▶ _WHAT YOU SHOULD DO_
Omit every picture and return the rest of the data unaltered.

▶ _DATA SUPPLIED_
-----
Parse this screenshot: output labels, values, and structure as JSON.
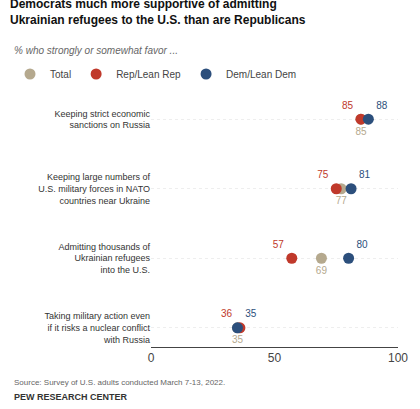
{
  "chart_data": {
    "type": "dot",
    "title": "Democrats much more supportive of admitting\nUkrainian refugees to the U.S. than are Republicans",
    "subtitle": "% who strongly or somewhat favor ...",
    "annotations": [
      "Source: Survey of U.S. adults conducted March 7-13, 2022.",
      "PEW RESEARCH CENTER"
    ],
    "categories": [
      "Keeping strict economic\nsanctions on Russia",
      "Keeping large numbers of\nU.S. military forces in NATO\ncountries near Ukraine",
      "Admitting thousands of\nUkrainian refugees\ninto the U.S.",
      "Taking military action even\nif it risks a nuclear conflict\nwith Russia"
    ],
    "series": [
      {
        "name": "Total",
        "color": "#b5a98e",
        "values": [
          85,
          77,
          69,
          35
        ]
      },
      {
        "name": "Rep/Lean Rep",
        "color": "#c0392b",
        "values": [
          85,
          75,
          57,
          36
        ]
      },
      {
        "name": "Dem/Lean Dem",
        "color": "#2c4f7c",
        "values": [
          88,
          81,
          80,
          35
        ]
      }
    ],
    "xlim": [
      0,
      100
    ],
    "xticks": [
      0,
      50,
      100
    ],
    "data_labels": true,
    "legend": "top",
    "grid": true
  }
}
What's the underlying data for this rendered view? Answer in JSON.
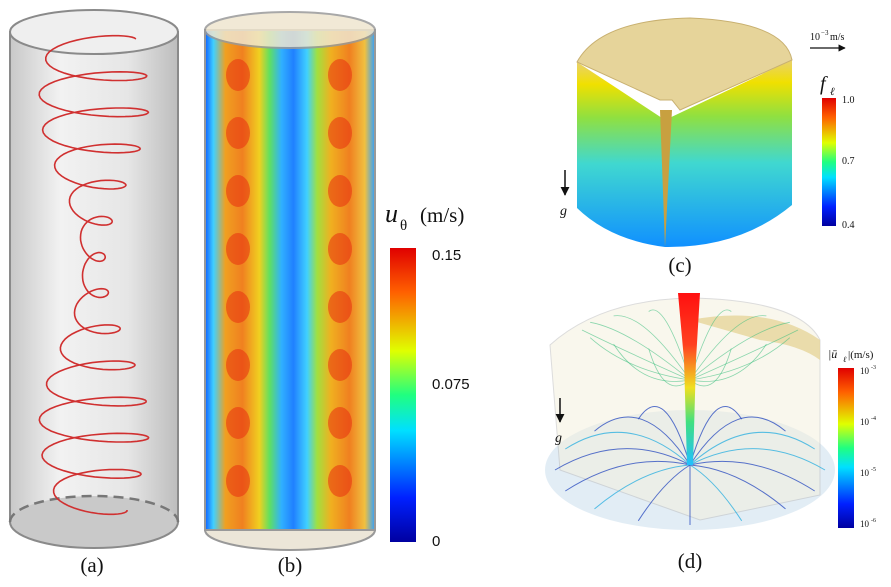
{
  "panels": [
    {
      "label": "(a)"
    },
    {
      "label": "(b)",
      "colorbar": {
        "symbol": "u",
        "subscript": "θ",
        "unit": "(m/s)",
        "tick_labels": [
          "0.15",
          "0.075",
          "0"
        ]
      }
    },
    {
      "label": "(c)",
      "colorbar": {
        "symbol": "f",
        "subscript": "ℓ",
        "tick_labels": [
          "1.0",
          "0.7",
          "0.4"
        ]
      },
      "scale_arrow": {
        "base": "10",
        "exponent": "−3",
        "unit": "m/s"
      },
      "gravity": "g"
    },
    {
      "label": "(d)",
      "colorbar": {
        "symbol": "|ū",
        "subscript": "ℓ",
        "unit": "|(m/s)",
        "tick_labels": [
          {
            "base": "10",
            "exponent": "-3"
          },
          {
            "base": "10",
            "exponent": "-4"
          },
          {
            "base": "10",
            "exponent": "-5"
          },
          {
            "base": "10",
            "exponent": "-6"
          }
        ]
      },
      "gravity": "g"
    }
  ]
}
-----
▶ _THE REPLY_
Parse this screenshot: output labels, values, and structure as JSON.
{
  "chart_data": {
    "type": "dot",
    "title": "Democrats much more supportive of admitting\nUkrainian refugees to the U.S. than are Republicans",
    "subtitle": "% who strongly or somewhat favor ...",
    "annotations": [
      "Source: Survey of U.S. adults conducted March 7-13, 2022.",
      "PEW RESEARCH CENTER"
    ],
    "categories": [
      "Keeping strict economic\nsanctions on Russia",
      "Keeping large numbers of\nU.S. military forces in NATO\ncountries near Ukraine",
      "Admitting thousands of\nUkrainian refugees\ninto the U.S.",
      "Taking military action even\nif it risks a nuclear conflict\nwith Russia"
    ],
    "series": [
      {
        "name": "Total",
        "color": "#b5a98e",
        "values": [
          85,
          77,
          69,
          35
        ]
      },
      {
        "name": "Rep/Lean Rep",
        "color": "#c0392b",
        "values": [
          85,
          75,
          57,
          36
        ]
      },
      {
        "name": "Dem/Lean Dem",
        "color": "#2c4f7c",
        "values": [
          88,
          81,
          80,
          35
        ]
      }
    ],
    "xlim": [
      0,
      100
    ],
    "xticks": [
      0,
      50,
      100
    ],
    "data_labels": true,
    "legend": "top",
    "grid": true
  }
}
What's the underlying data for this rendered view? Answer in JSON.
{
  "panels": [
    {
      "label": "(a)"
    },
    {
      "label": "(b)",
      "colorbar": {
        "symbol": "u",
        "subscript": "θ",
        "unit": "(m/s)",
        "tick_labels": [
          "0.15",
          "0.075",
          "0"
        ]
      }
    },
    {
      "label": "(c)",
      "colorbar": {
        "symbol": "f",
        "subscript": "ℓ",
        "tick_labels": [
          "1.0",
          "0.7",
          "0.4"
        ]
      },
      "scale_arrow": {
        "base": "10",
        "exponent": "−3",
        "unit": "m/s"
      },
      "gravity": "g"
    },
    {
      "label": "(d)",
      "colorbar": {
        "symbol": "|ū",
        "subscript": "ℓ",
        "unit": "|(m/s)",
        "tick_labels": [
          {
            "base": "10",
            "exponent": "-3"
          },
          {
            "base": "10",
            "exponent": "-4"
          },
          {
            "base": "10",
            "exponent": "-5"
          },
          {
            "base": "10",
            "exponent": "-6"
          }
        ]
      },
      "gravity": "g"
    }
  ]
}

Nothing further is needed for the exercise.